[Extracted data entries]
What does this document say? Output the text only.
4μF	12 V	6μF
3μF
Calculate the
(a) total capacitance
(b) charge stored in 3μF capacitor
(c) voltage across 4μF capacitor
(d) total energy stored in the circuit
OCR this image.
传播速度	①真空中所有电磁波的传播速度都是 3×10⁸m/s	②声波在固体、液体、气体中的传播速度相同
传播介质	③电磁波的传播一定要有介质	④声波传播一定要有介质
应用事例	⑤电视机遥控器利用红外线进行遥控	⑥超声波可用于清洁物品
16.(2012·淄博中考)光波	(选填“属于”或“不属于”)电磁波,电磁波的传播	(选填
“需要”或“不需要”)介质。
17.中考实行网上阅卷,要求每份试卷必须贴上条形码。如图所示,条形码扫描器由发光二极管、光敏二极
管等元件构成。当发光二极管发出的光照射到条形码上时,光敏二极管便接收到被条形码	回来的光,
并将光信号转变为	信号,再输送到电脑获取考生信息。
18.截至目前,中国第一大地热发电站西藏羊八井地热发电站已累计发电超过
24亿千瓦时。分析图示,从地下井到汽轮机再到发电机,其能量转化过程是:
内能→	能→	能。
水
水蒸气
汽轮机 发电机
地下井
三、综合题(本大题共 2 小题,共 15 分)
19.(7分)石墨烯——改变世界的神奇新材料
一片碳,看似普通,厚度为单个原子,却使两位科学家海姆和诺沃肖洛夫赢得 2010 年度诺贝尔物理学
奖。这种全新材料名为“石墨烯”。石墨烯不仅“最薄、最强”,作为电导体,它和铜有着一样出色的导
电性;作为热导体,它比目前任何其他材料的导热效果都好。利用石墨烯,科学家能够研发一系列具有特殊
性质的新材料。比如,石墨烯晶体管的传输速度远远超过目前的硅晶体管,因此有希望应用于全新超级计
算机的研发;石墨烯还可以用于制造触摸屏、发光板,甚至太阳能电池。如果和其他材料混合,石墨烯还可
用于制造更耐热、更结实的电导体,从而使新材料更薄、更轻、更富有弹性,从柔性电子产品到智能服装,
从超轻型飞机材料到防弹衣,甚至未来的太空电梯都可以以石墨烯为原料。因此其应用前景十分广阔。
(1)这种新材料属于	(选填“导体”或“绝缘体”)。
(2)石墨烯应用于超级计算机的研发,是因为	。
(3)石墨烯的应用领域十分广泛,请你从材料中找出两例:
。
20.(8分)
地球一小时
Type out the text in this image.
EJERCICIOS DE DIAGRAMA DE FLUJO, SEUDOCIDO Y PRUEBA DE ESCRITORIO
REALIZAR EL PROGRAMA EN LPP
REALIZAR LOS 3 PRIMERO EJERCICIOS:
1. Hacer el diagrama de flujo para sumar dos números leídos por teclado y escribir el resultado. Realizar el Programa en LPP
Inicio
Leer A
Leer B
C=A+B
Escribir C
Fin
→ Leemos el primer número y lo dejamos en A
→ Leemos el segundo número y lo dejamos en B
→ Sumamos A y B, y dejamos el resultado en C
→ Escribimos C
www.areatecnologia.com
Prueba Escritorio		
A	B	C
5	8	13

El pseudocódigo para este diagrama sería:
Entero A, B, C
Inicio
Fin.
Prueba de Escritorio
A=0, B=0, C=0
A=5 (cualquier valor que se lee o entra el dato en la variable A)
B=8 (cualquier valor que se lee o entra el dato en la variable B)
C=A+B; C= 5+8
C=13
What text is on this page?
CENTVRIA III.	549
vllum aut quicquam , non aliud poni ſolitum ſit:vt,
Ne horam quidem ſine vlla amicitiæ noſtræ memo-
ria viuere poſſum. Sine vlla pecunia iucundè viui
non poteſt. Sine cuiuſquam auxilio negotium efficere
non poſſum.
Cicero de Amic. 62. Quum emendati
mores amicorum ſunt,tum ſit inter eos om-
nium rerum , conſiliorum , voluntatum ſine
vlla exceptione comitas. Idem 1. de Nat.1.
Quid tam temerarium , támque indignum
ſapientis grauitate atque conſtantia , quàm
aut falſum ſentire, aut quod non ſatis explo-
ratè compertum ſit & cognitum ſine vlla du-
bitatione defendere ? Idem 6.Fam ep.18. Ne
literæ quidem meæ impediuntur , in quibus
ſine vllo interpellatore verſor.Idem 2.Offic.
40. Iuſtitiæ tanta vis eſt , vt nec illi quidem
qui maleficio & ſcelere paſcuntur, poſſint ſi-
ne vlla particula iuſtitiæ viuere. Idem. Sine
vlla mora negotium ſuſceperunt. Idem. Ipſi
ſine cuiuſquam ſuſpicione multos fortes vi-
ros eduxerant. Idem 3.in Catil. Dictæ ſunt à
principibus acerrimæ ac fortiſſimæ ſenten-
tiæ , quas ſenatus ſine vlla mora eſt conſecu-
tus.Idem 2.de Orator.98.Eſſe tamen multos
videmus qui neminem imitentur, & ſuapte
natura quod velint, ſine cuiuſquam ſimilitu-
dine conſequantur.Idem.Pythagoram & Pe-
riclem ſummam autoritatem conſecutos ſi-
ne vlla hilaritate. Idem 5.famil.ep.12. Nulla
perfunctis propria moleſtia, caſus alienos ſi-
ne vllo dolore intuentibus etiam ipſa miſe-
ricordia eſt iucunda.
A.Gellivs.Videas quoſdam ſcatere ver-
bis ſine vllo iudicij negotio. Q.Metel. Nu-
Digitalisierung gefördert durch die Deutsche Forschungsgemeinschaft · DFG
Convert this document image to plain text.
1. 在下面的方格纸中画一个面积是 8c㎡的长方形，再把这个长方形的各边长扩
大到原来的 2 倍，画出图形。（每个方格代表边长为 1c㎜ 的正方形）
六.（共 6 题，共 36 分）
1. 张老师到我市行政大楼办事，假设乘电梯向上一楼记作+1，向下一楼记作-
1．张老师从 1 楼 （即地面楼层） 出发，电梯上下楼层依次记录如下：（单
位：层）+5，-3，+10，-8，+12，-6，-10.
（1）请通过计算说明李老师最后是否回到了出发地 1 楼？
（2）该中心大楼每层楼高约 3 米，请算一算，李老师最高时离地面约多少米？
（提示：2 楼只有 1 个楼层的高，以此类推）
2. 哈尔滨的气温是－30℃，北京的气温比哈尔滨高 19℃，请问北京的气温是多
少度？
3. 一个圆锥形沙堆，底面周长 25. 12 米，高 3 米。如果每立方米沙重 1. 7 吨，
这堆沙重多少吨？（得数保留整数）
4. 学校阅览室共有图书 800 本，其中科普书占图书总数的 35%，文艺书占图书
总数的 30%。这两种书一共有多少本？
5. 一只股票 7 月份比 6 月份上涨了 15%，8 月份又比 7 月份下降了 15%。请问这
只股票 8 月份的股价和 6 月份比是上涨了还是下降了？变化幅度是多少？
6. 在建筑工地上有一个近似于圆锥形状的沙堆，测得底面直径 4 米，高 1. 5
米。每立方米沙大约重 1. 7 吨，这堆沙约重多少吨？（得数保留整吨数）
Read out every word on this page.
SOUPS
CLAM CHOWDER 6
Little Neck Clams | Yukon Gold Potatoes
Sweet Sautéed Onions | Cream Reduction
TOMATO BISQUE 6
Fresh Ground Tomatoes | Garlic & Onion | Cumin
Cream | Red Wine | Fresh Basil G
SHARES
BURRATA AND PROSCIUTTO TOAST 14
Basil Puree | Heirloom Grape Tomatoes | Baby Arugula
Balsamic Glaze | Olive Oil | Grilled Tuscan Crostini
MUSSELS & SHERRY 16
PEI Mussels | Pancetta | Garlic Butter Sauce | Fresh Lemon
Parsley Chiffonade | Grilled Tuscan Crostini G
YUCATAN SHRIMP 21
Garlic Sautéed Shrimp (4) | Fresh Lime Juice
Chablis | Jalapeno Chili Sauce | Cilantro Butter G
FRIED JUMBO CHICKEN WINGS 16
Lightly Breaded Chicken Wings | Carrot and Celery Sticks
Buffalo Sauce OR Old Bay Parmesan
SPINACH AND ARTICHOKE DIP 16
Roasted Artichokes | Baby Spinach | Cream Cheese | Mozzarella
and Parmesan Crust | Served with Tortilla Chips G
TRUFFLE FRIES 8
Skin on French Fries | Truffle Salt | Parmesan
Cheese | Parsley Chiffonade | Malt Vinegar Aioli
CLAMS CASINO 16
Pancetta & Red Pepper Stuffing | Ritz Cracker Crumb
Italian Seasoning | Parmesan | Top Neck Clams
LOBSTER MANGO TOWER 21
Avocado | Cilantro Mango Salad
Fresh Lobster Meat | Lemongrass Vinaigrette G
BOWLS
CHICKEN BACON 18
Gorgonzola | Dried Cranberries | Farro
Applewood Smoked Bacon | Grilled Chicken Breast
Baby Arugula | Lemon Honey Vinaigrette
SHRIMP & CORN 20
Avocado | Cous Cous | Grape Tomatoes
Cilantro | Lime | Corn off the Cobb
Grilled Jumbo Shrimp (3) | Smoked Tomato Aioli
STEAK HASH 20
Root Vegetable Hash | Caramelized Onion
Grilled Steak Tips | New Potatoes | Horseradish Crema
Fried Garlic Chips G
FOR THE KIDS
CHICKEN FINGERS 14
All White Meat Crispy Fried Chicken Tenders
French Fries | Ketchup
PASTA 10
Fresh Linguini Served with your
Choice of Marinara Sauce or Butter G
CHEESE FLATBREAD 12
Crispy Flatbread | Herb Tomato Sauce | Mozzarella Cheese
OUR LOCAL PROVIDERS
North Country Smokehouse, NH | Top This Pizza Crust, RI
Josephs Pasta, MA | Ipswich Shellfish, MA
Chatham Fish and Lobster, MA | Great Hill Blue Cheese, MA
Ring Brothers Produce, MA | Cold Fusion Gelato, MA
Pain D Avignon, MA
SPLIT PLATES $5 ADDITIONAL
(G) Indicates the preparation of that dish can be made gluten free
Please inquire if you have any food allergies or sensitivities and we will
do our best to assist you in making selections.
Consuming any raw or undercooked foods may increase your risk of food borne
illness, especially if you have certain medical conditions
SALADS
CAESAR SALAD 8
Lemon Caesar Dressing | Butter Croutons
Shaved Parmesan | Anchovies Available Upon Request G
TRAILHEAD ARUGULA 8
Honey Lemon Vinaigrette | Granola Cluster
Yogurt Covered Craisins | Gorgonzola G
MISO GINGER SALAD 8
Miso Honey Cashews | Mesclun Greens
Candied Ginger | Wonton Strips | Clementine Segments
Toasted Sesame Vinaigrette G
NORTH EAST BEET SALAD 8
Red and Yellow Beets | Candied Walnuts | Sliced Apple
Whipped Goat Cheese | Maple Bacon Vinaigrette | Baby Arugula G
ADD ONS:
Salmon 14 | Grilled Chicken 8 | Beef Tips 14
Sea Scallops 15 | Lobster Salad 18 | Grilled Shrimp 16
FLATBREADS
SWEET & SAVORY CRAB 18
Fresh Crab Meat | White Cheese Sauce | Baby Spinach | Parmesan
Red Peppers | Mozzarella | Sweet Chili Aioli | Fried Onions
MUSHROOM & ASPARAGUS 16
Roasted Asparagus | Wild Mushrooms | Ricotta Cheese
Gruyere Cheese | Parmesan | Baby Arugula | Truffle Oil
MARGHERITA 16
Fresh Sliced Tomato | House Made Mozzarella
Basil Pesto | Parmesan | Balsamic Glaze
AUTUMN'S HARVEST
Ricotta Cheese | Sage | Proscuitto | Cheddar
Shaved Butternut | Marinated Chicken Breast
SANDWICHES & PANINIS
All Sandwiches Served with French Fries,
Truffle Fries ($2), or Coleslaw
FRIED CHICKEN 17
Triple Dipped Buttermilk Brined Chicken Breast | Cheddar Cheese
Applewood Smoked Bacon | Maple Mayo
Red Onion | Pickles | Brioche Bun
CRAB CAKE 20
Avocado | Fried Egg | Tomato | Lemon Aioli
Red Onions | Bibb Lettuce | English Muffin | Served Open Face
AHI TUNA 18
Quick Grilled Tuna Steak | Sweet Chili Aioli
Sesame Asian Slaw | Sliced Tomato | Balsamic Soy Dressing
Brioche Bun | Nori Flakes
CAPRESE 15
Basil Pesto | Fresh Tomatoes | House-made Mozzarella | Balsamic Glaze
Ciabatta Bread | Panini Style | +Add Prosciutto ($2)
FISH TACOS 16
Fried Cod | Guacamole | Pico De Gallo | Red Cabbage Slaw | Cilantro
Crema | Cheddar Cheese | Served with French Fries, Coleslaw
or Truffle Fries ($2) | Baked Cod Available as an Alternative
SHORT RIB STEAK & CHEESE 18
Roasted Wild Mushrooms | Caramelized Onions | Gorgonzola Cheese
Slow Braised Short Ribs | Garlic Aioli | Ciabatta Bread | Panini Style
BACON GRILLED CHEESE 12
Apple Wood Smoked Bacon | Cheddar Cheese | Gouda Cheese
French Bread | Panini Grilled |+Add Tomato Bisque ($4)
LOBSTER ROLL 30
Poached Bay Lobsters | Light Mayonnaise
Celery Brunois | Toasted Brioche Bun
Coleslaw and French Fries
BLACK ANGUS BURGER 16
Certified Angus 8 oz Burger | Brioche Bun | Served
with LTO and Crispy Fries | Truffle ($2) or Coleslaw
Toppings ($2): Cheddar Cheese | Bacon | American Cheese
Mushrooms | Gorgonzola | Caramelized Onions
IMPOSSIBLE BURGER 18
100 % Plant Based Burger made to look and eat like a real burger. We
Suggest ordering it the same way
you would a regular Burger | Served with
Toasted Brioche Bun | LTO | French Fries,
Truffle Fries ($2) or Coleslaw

Requirement: Copy out every line in the listing where the word "Basil" appears.

Completed task:
Cream | Red Wine | Fresh Basil G
Basil Puree | Heirloom Grape Tomatoes | Baby Arugula
Basil Pesto | Parmesan | Balsamic Glaze
Basil Pesto | Fresh Tomatoes | House-made Mozzarella | Balsamic Glaze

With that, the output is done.